→ **Work instructions**:
Scan the entries below for the word "Jailbreak". Copy each line that has it.

(Records from a data collection)
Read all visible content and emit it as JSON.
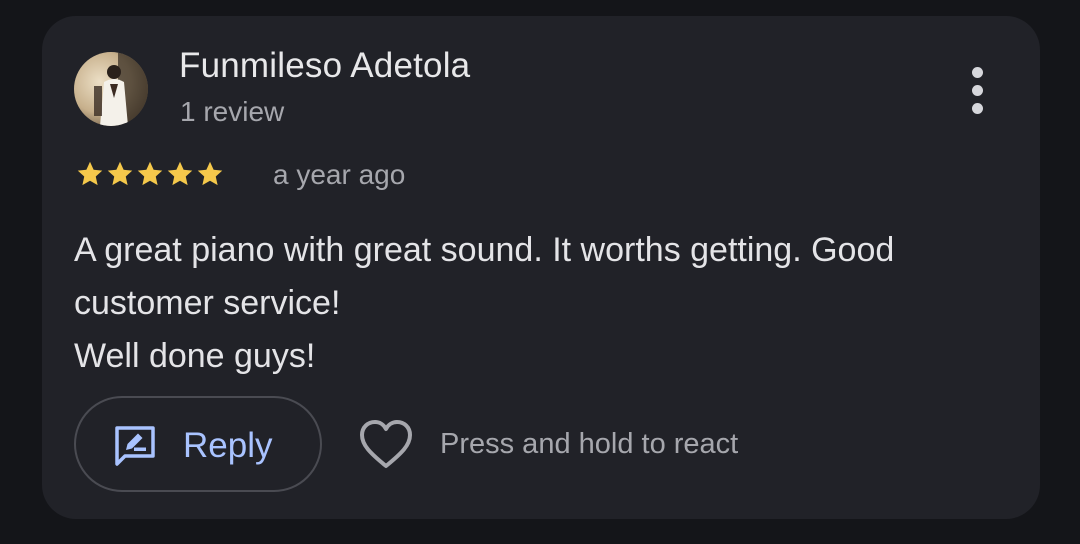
{
  "review": {
    "author_name": "Funmileso Adetola",
    "review_count": "1 review",
    "rating": 5,
    "rating_max": 5,
    "time": "a year ago",
    "text_lines": [
      "A great piano with great sound. It worths getting. Good",
      "customer service!",
      "Well done guys!"
    ]
  },
  "actions": {
    "reply_label": "Reply",
    "react_hint": "Press and hold to react"
  },
  "icons": {
    "more": "more-vert-icon",
    "star": "star-icon",
    "reply": "rate-review-icon",
    "heart": "heart-outline-icon"
  },
  "colors": {
    "background": "#141519",
    "card": "#212228",
    "star": "#f5c84b",
    "accent": "#a9c3ff"
  }
}
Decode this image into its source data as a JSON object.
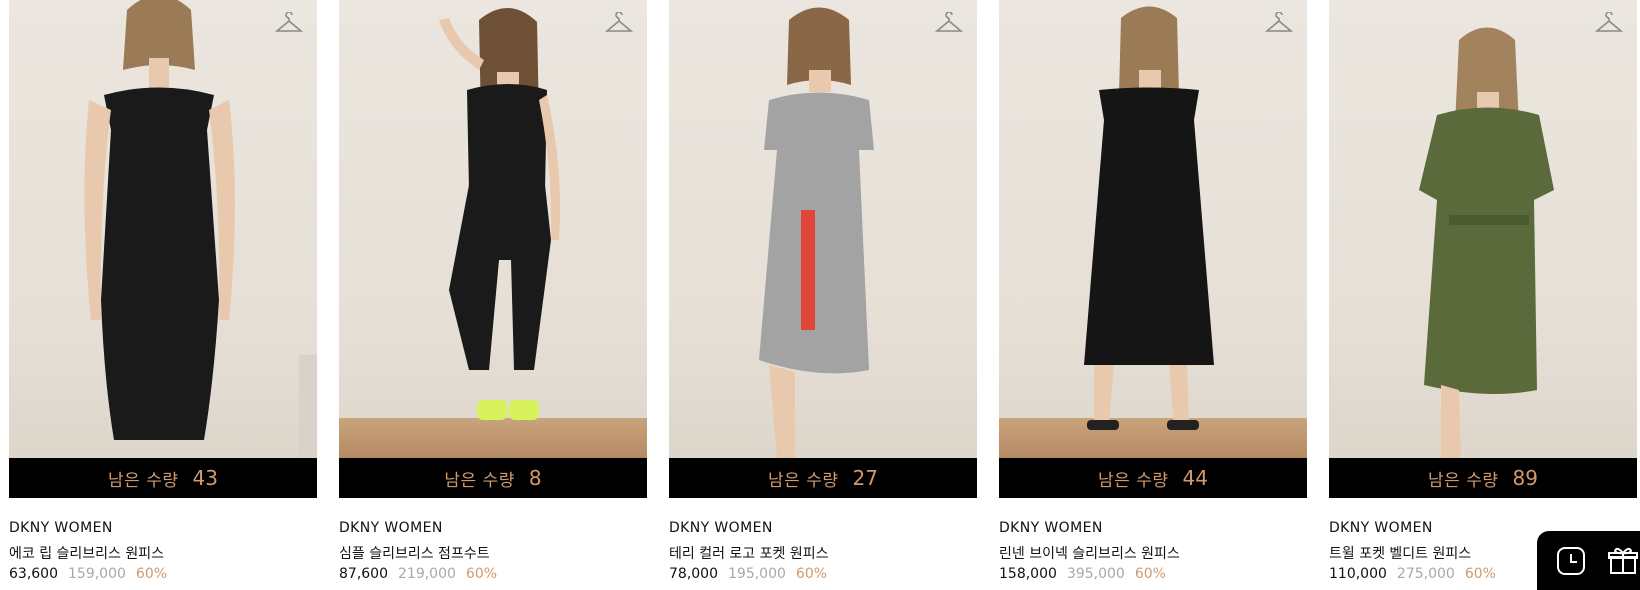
{
  "products": [
    {
      "brand": "DKNY WOMEN",
      "name": "에코 립 슬리브리스 원피스",
      "price": "63,600",
      "original_price": "159,000",
      "discount": "60%",
      "stock_label": "남은 수량",
      "stock_count": "43",
      "outfit_color": "#1a1a1a",
      "wishlist_icon": "hanger-icon"
    },
    {
      "brand": "DKNY WOMEN",
      "name": "심플 슬리브리스 점프수트",
      "price": "87,600",
      "original_price": "219,000",
      "discount": "60%",
      "stock_label": "남은 수량",
      "stock_count": "8",
      "outfit_color": "#1a1a1a",
      "wishlist_icon": "hanger-icon"
    },
    {
      "brand": "DKNY WOMEN",
      "name": "테리 컬러 로고 포켓 원피스",
      "price": "78,000",
      "original_price": "195,000",
      "discount": "60%",
      "stock_label": "남은 수량",
      "stock_count": "27",
      "outfit_color": "#a3a3a3",
      "wishlist_icon": "hanger-icon"
    },
    {
      "brand": "DKNY WOMEN",
      "name": "린넨 브이넥 슬리브리스 원피스",
      "price": "158,000",
      "original_price": "395,000",
      "discount": "60%",
      "stock_label": "남은 수량",
      "stock_count": "44",
      "outfit_color": "#151515",
      "wishlist_icon": "hanger-icon"
    },
    {
      "brand": "DKNY WOMEN",
      "name": "트윌 포켓 벨디트 원피스",
      "price": "110,000",
      "original_price": "275,000",
      "discount": "60%",
      "stock_label": "남은 수량",
      "stock_count": "89",
      "outfit_color": "#5b6a3a",
      "wishlist_icon": "hanger-icon"
    }
  ],
  "floating_panel": {
    "icons": [
      "clock-icon",
      "gift-icon"
    ]
  },
  "colors": {
    "accent": "#d09a6e",
    "stock_bar_bg": "#000000",
    "text": "#111111",
    "muted": "#a8a8a8"
  }
}
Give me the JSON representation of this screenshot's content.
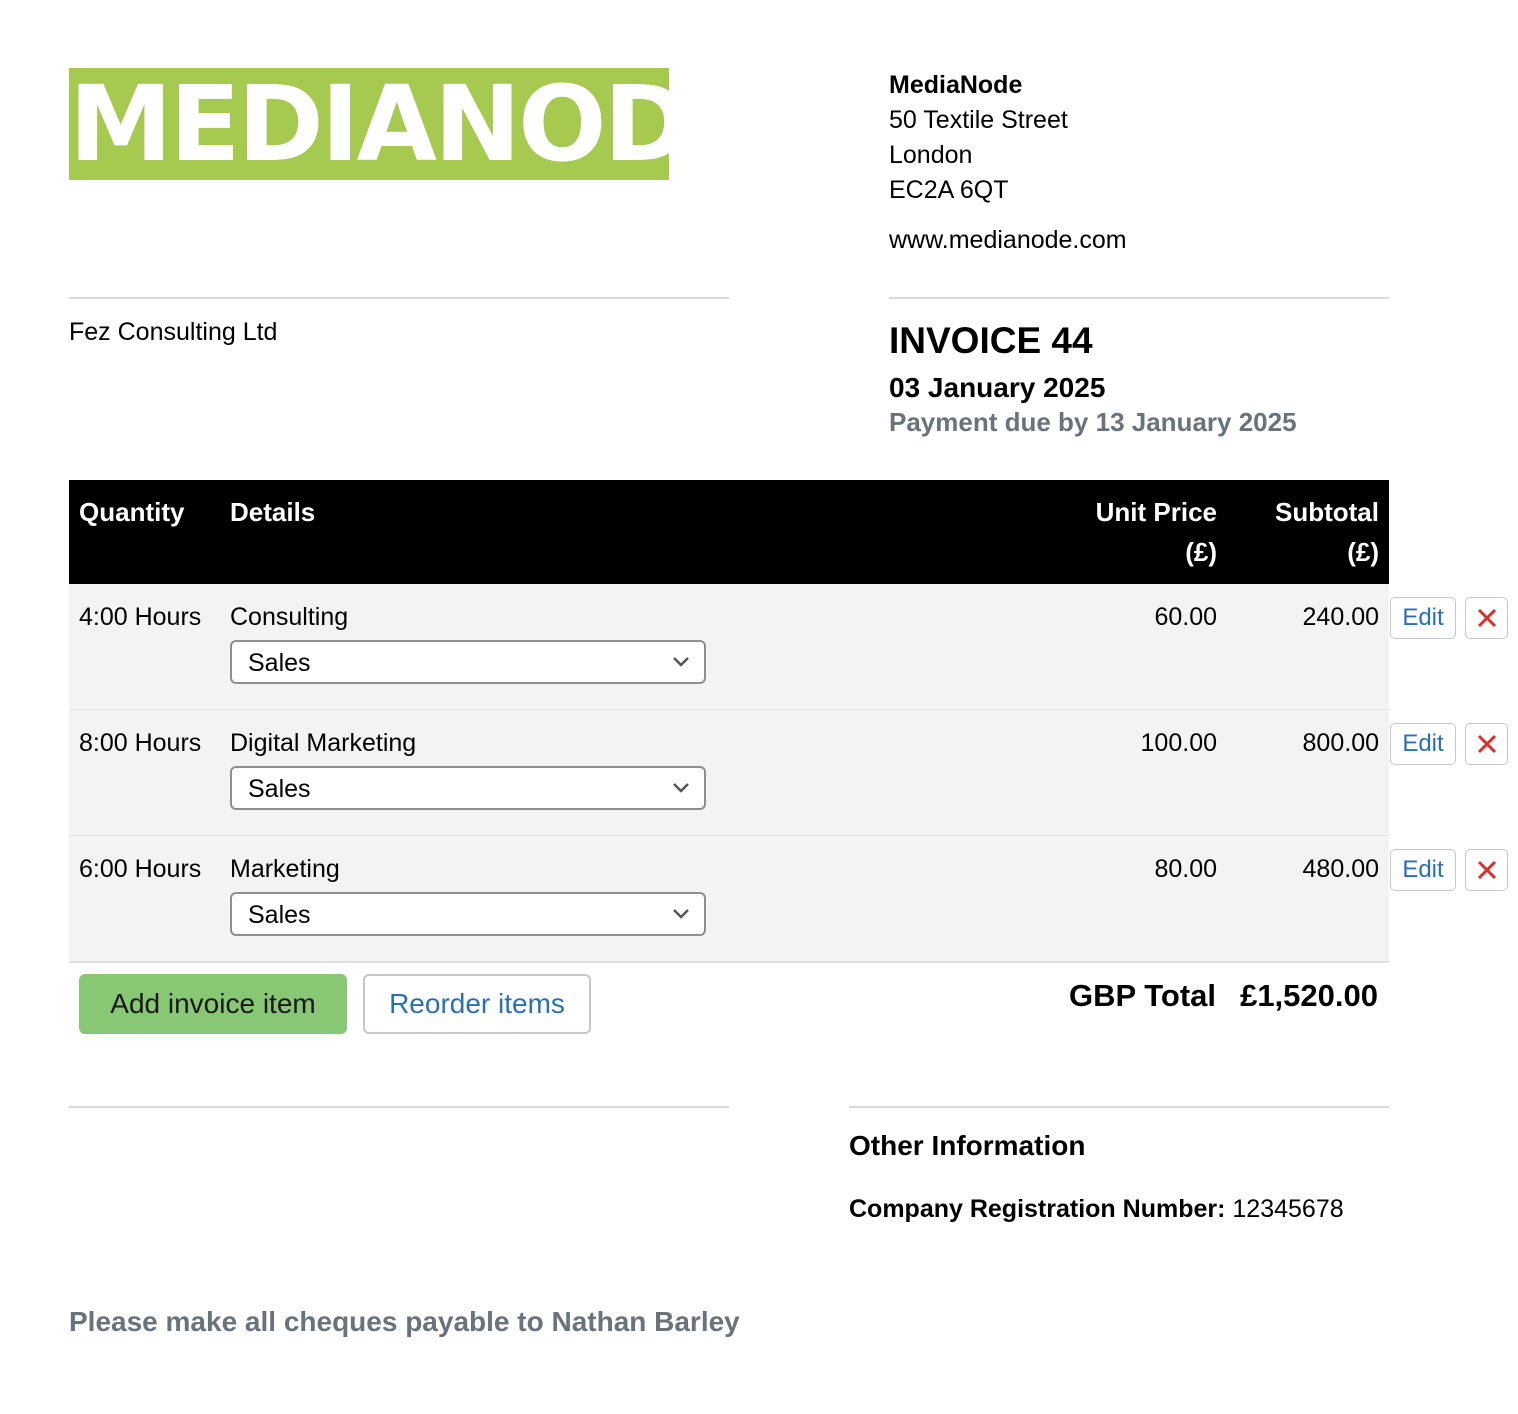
{
  "logo": {
    "text": "MEDIANODE",
    "color": "#a6c94f"
  },
  "company": {
    "name": "MediaNode",
    "address": [
      "50 Textile Street",
      "London",
      "EC2A 6QT"
    ],
    "website": "www.medianode.com"
  },
  "client": {
    "name": "Fez Consulting Ltd"
  },
  "invoice": {
    "title": "INVOICE 44",
    "date": "03 January 2025",
    "due": "Payment due by 13 January 2025"
  },
  "table": {
    "headers": {
      "quantity": "Quantity",
      "details": "Details",
      "unit_price_line1": "Unit Price",
      "unit_price_line2": "(£)",
      "subtotal_line1": "Subtotal",
      "subtotal_line2": "(£)"
    },
    "rows": [
      {
        "quantity": "4:00 Hours",
        "details": "Consulting",
        "category": "Sales",
        "unit_price": "60.00",
        "subtotal": "240.00"
      },
      {
        "quantity": "8:00 Hours",
        "details": "Digital Marketing",
        "category": "Sales",
        "unit_price": "100.00",
        "subtotal": "800.00"
      },
      {
        "quantity": "6:00 Hours",
        "details": "Marketing",
        "category": "Sales",
        "unit_price": "80.00",
        "subtotal": "480.00"
      }
    ],
    "edit_label": "Edit"
  },
  "actions": {
    "add_label": "Add invoice item",
    "reorder_label": "Reorder items"
  },
  "total": {
    "label": "GBP Total",
    "value": "£1,520.00"
  },
  "other": {
    "heading": "Other Information",
    "reg_label": "Company Registration Number:",
    "reg_value": "12345678"
  },
  "footer": {
    "cheque_note": "Please make all cheques payable to Nathan Barley"
  },
  "colors": {
    "accent_green": "#88c774",
    "link_blue": "#2c6fb7",
    "delete_red": "#d9302c",
    "muted_gray": "#6a737b"
  }
}
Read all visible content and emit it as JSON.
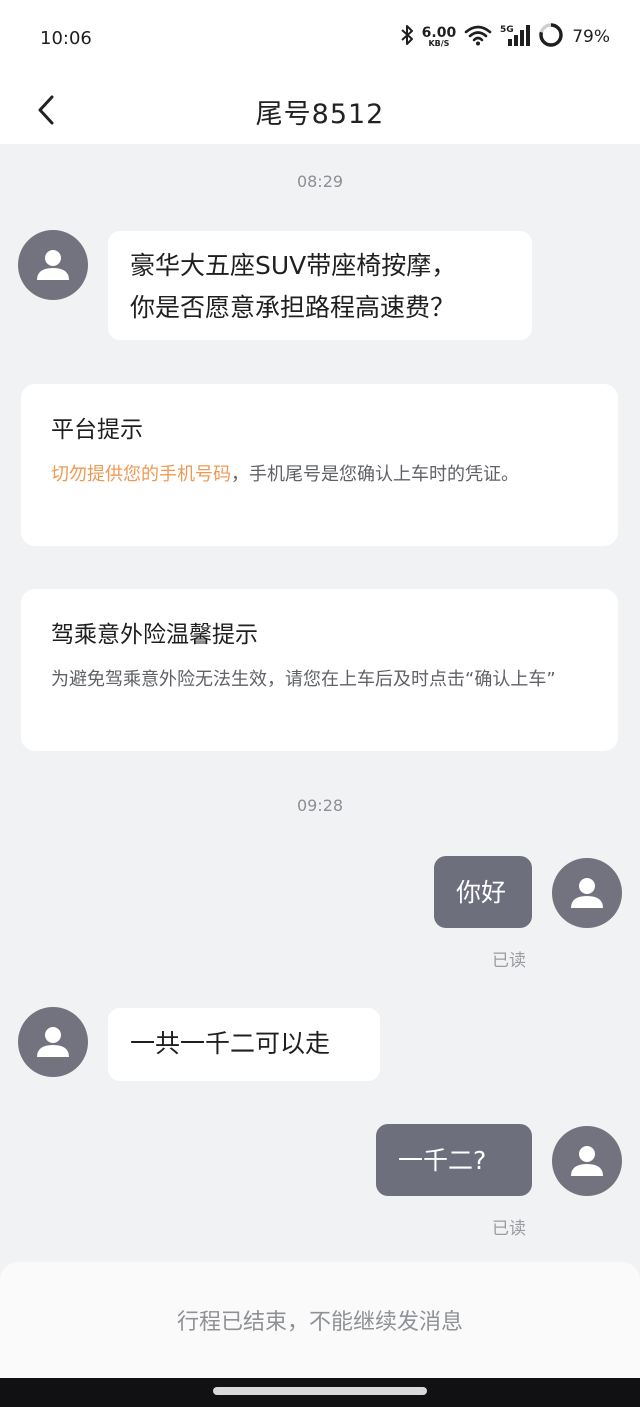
{
  "status_bar": {
    "time": "10:06",
    "net_speed_value": "6.00",
    "net_speed_unit": "KB/S",
    "network_type": "5G",
    "battery_percent": "79%",
    "battery_level": 0.79
  },
  "header": {
    "title": "尾号8512"
  },
  "chat": {
    "timestamp_1": "08:29",
    "msg_1_line1": "豪华大五座SUV带座椅按摩，",
    "msg_1_line2": "你是否愿意承担路程高速费？",
    "notice_1": {
      "title": "平台提示",
      "highlight": "切勿提供您的手机号码",
      "body": "，手机尾号是您确认上车时的凭证。"
    },
    "notice_2": {
      "title": "驾乘意外险温馨提示",
      "body": "为避免驾乘意外险无法生效，请您在上车后及时点击“确认上车”"
    },
    "timestamp_2": "09:28",
    "msg_2": "你好",
    "msg_2_status": "已读",
    "msg_3": "一共一千二可以走",
    "msg_4": "一千二?",
    "msg_4_status": "已读"
  },
  "footer": {
    "text": "行程已结束，不能继续发消息"
  },
  "colors": {
    "background": "#f1f2f4",
    "outgoing_bubble": "#6e6f7c",
    "avatar": "#72737f",
    "highlight": "#ee9a54"
  }
}
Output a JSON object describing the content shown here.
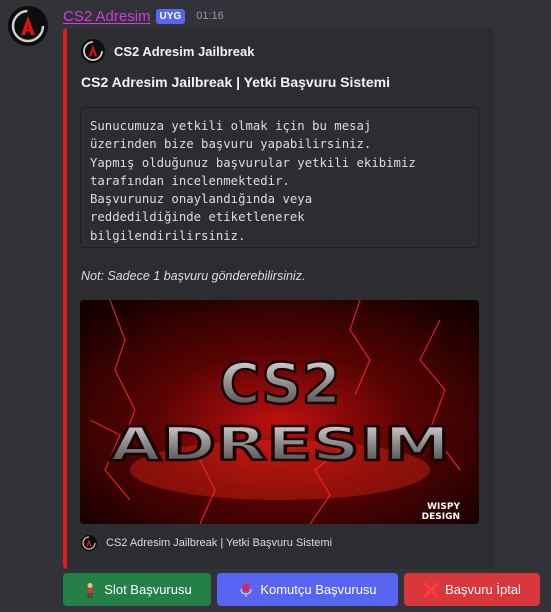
{
  "message": {
    "username": "CS2 Adresim",
    "app_badge": "UYG",
    "timestamp": "01:16"
  },
  "embed": {
    "accent_color": "#e01b1b",
    "author": "CS2 Adresim Jailbreak",
    "title": "CS2 Adresim Jailbreak | Yetki Başvuru Sistemi",
    "code_lines": [
      "Sunucumuza yetkili olmak için bu mesaj",
      "üzerinden bize başvuru yapabilirsiniz.",
      "Yapmış olduğunuz başvurular yetkili ekibimiz",
      "tarafından incelenmektedir.",
      "Başvurunuz onaylandığında veya",
      "reddedildiğinde etiketlenerek",
      "bilgilendirilirsiniz."
    ],
    "note": "Not: Sadece 1 başvuru gönderebilirsiniz.",
    "image": {
      "line1": "CS2",
      "line2": "ADRESIM",
      "watermark_line1": "WISPY",
      "watermark_line2": "DESIGN"
    },
    "footer": "CS2 Adresim Jailbreak | Yetki Başvuru Sistemi"
  },
  "buttons": [
    {
      "label": "Slot Başvurusu",
      "color": "#248046",
      "icon": "man-icon"
    },
    {
      "label": "Komutçu Başvurusu",
      "color": "#5865f2",
      "icon": "microphone-icon"
    },
    {
      "label": "Başvuru İptal",
      "color": "#da373c",
      "icon": "cross-mark-icon"
    }
  ]
}
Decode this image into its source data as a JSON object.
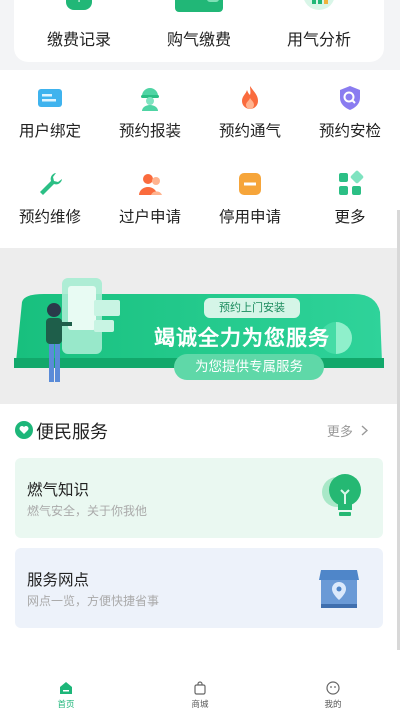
{
  "top_items": [
    {
      "label": "缴费记录",
      "icon": "bill-record-icon"
    },
    {
      "label": "购气缴费",
      "icon": "wallet-icon"
    },
    {
      "label": "用气分析",
      "icon": "analysis-icon"
    }
  ],
  "grid": [
    {
      "label": "用户绑定",
      "icon": "id-card-icon"
    },
    {
      "label": "预约报装",
      "icon": "worker-icon"
    },
    {
      "label": "预约通气",
      "icon": "flame-icon"
    },
    {
      "label": "预约安检",
      "icon": "shield-search-icon"
    },
    {
      "label": "预约维修",
      "icon": "wrench-icon"
    },
    {
      "label": "过户申请",
      "icon": "transfer-user-icon"
    },
    {
      "label": "停用申请",
      "icon": "stop-icon"
    },
    {
      "label": "更多",
      "icon": "apps-icon"
    }
  ],
  "banner": {
    "tag": "预约上门安装",
    "title": "竭诚全力为您服务",
    "subtitle": "为您提供专属服务"
  },
  "convenience": {
    "title": "便民服务",
    "more": "更多",
    "cards": [
      {
        "title": "燃气知识",
        "subtitle": "燃气安全，关于你我他",
        "icon": "lightbulb-icon"
      },
      {
        "title": "服务网点",
        "subtitle": "网点一览，方便快捷省事",
        "icon": "store-location-icon"
      }
    ]
  },
  "tabbar": [
    {
      "label": "首页",
      "icon": "home-icon",
      "active": true
    },
    {
      "label": "商城",
      "icon": "bag-icon",
      "active": false
    },
    {
      "label": "我的",
      "icon": "profile-icon",
      "active": false
    }
  ],
  "colors": {
    "accent": "#1db679",
    "accent_light": "#5fd8a8"
  }
}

→ **Result of the exercise**:
    "author": "CS2 Adresim Jailbreak",
    "title": "CS2 Adresim Jailbreak | Yetki Başvuru Sistemi",
    "footer": "CS2 Adresim Jailbreak | Yetki Başvuru Sistemi"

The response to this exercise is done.